Provided passage >>

Naw I told them before they took it in that I could not afford a new plow so dont bother trying to sell me one. lol Told them I just need this one fixed and if they couldn't fix it I'd take it to their competitor in the area who said they could. Regardless of all that they still couldnt get it fixed and didn't charge me anything.


----------



## no lead (Dec 10, 2008)

its entirely possible the shuttle valve is frozen in place. it happens. any chance of buying a used power unit?


----------



## no lead (Dec 10, 2008)

there is one on ebay for $125. is it better than yours? hard to say.


----------



## drivewaydoctor (Nov 26, 2008)

You mean the pump/reservoir ?

Got an ebay link by chance bud?


----------



## no lead (Dec 10, 2008)

goto ebay. type western cable controll. should come right up.


----------



## drivewaydoctor (Nov 26, 2008)

Thanks no lead. I dropped him an email asking for more info on the unit. Auction doesn't really tell ya anything about it.


----------



## no lead (Dec 10, 2008)

any luck? just curious.


----------



## drivewaydoctor (Nov 26, 2008)

no lead;699366 said:


> any luck? just curious.

Given data >>
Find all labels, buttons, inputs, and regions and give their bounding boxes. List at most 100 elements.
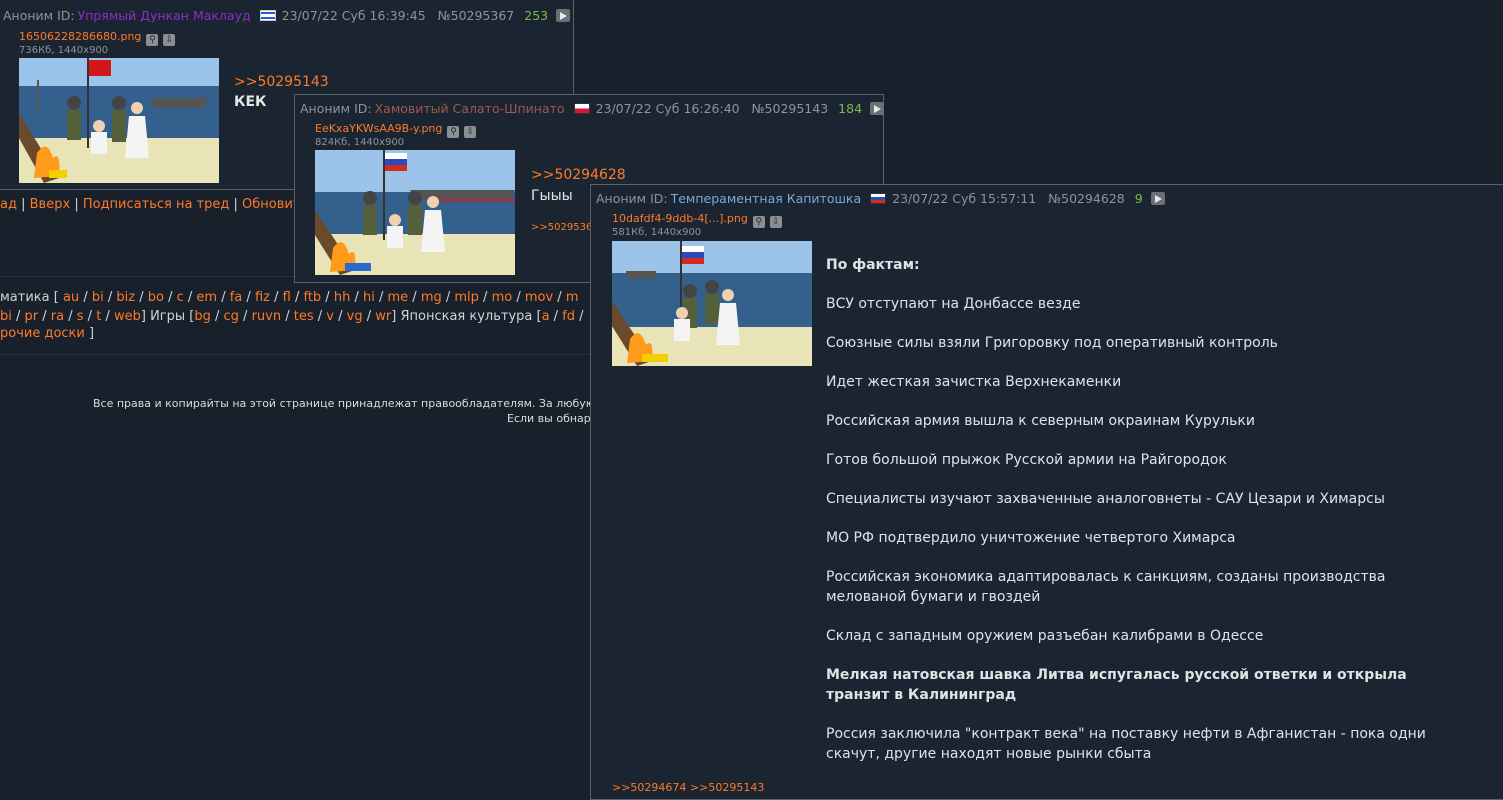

Short task A >>
Rewrite the plow-repair thread starting at "there is one" and ending at "by chance bud?", changing "reservoir" to "tank".
Short task B >>
Answer these questions from the plow-repair thread:
(i) Which part might be frozen in place, according to no lead?
(ii) What is the price of the unit listed on ebay?
(iii) How much did the shop charge after failing to fix the plow?

Exercise response A >>
there is one on ebay for $125. is it better than yours? hard to say.


----------



## drivewaydoctor (Nov 26, 2008)

You mean the pump/tank ?

Got an ebay link by chance bud?

Exercise response B >>
(i) The shuttle valve.
(ii) $125.
(iii) Nothing.